### EXERCISE REQUIREMENTS
List every line below containing "Beras".

─── PROVIDED DATA ───

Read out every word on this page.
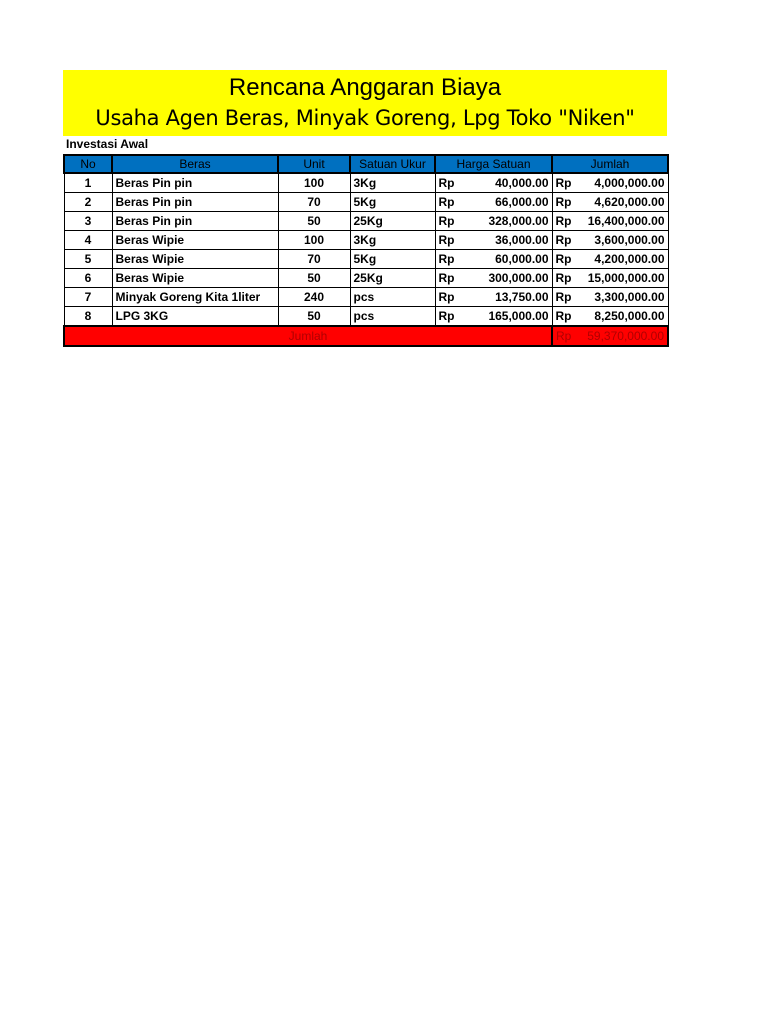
Rencana Anggaran Biaya
Usaha Agen Beras, Minyak Goreng, Lpg Toko "Niken"
Investasi Awal
No	Beras	Unit	Satuan Ukur	Harga Satuan	Jumlah
1	Beras Pin pin	100	3Kg	Rp 40,000.00	Rp 4,000,000.00

2	Beras Pin pin	70	5Kg	Rp 66,000.00	Rp 4,620,000.00

3	Beras Pin pin	50	25Kg	Rp 328,000.00	Rp 16,400,000.00

4	Beras Wipie	100	3Kg	Rp 36,000.00	Rp 3,600,000.00

5	Beras Wipie	70	5Kg	Rp 60,000.00	Rp 4,200,000.00

6	Beras Wipie	50	25Kg	Rp 300,000.00	Rp 15,000,000.00

7	Minyak Goreng Kita 1liter	240	pcs	Rp 13,750.00	Rp 3,300,000.00

8	LPG 3KG	50	pcs	Rp 165,000.00	Rp 8,250,000.00

Jumlah					Rp 59,370,000.00
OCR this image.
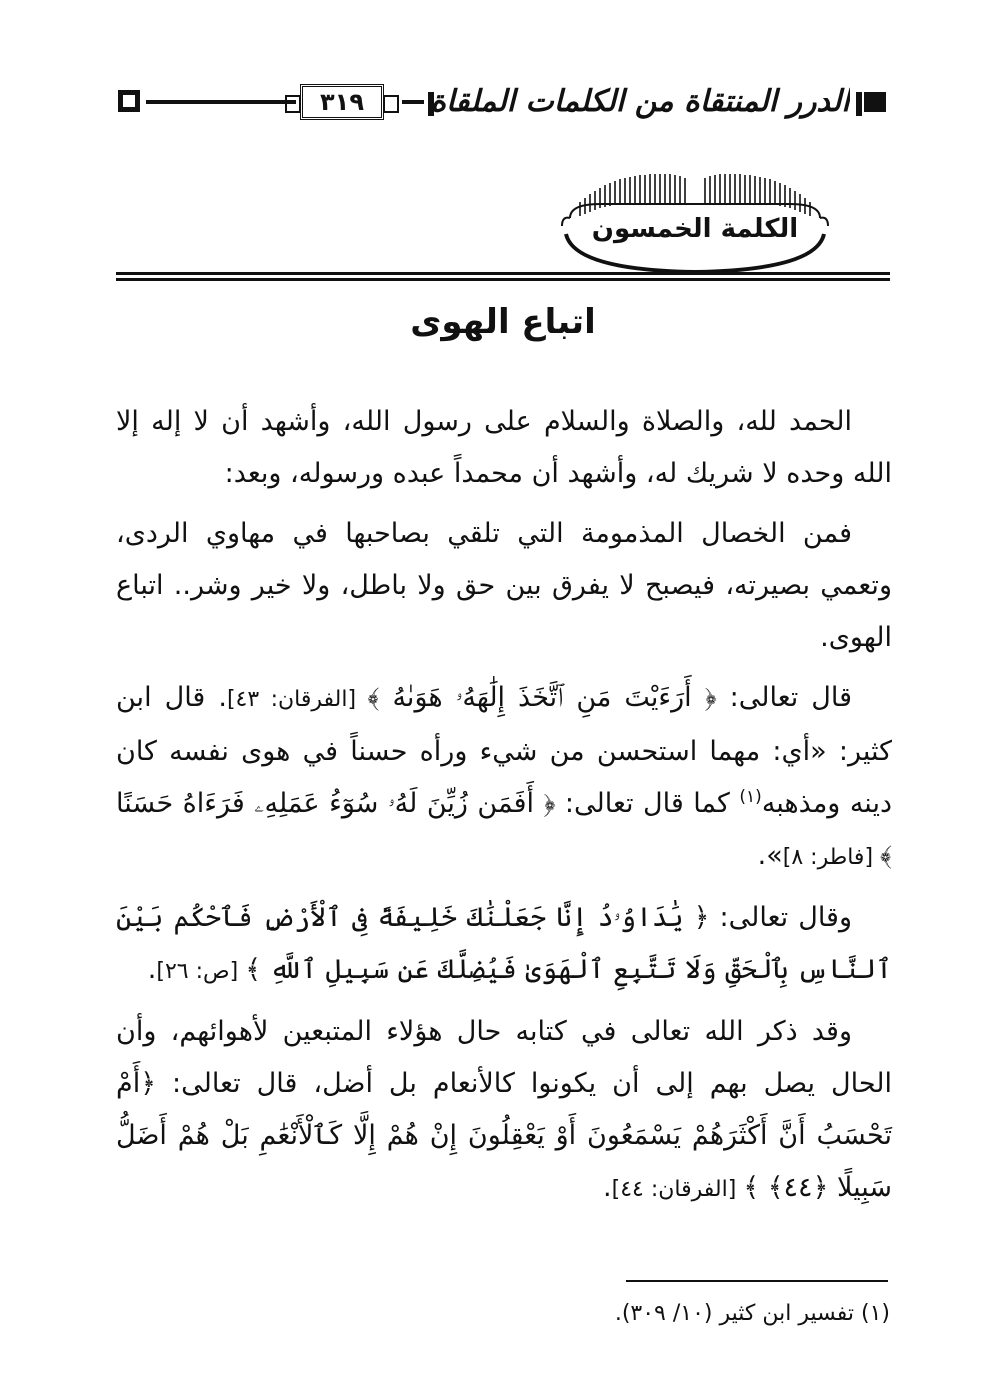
٣١٩	الدرر المنتقاة من الكلمات الملقاة
الكلمة الخمسون
اتباع الهوى

الحمد لله، والصلاة والسلام على رسول الله، وأشهد أن لا إله إلا الله وحده لا شريك له، وأشهد أن محمداً عبده ورسوله، وبعد:

فمن الخصال المذمومة التي تلقي بصاحبها في مهاوي الردى، وتعمي بصيرته، فيصبح لا يفرق بين حق ولا باطل، ولا خير وشر.. اتباع الهوى.

قال تعالى: ﴿ أَرَءَيْتَ مَنِ ٱتَّخَذَ إِلَٰهَهُۥ هَوَىٰهُ ﴾ [الفرقان: ٤٣]. قال ابن كثير: «أي: مهما استحسن من شيء ورأه حسناً في هوى نفسه كان دينه ومذهبه$^{(١)}$ كما قال تعالى: ﴿ أَفَمَن زُيِّنَ لَهُۥ سُوٓءُ عَمَلِهِۦ فَرَءَاهُ حَسَنًا ﴾ [فاطر: ٨]».

وقال تعالى: ﴿ يَٰدَاوُۥدُ إِنَّا جَعَلْنَٰكَ خَلِيفَةً فِى ٱلْأَرْضِ فَٱحْكُم بَيْنَ ٱلنَّاسِ بِٱلْحَقِّ وَلَا تَتَّبِعِ ٱلْهَوَىٰ فَيُضِلَّكَ عَن سَبِيلِ ٱللَّهِ ﴾ [ص: ٢٦].

وقد ذكر الله تعالى في كتابه حال هؤلاء المتبعين لأهوائهم، وأن الحال يصل بهم إلى أن يكونوا كالأنعام بل أضل، قال تعالى: ﴿أَمْ تَحْسَبُ أَنَّ أَكْثَرَهُمْ يَسْمَعُونَ أَوْ يَعْقِلُونَ إِنْ هُمْ إِلَّا كَٱلْأَنْعَٰمِ بَلْ هُمْ أَضَلُّ سَبِيلًا ﴿٤٤﴾ ﴾ [الفرقان: ٤٤].

(١) تفسير ابن كثير (١٠/ ٣٠٩).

───

### RESULT BELOW
Usaha Agen Beras, Minyak Goreng, Lpg Toko "Niken"
No	Beras	Unit	Satuan Ukur	Harga Satuan	Jumlah
1	Beras Pin pin	100	3Kg	Rp 40,000.00	Rp 4,000,000.00
2	Beras Pin pin	70	5Kg	Rp 66,000.00	Rp 4,620,000.00
3	Beras Pin pin	50	25Kg	Rp 328,000.00	Rp 16,400,000.00
4	Beras Wipie	100	3Kg	Rp 36,000.00	Rp 3,600,000.00
5	Beras Wipie	70	5Kg	Rp 60,000.00	Rp 4,200,000.00
6	Beras Wipie	50	25Kg	Rp 300,000.00	Rp 15,000,000.00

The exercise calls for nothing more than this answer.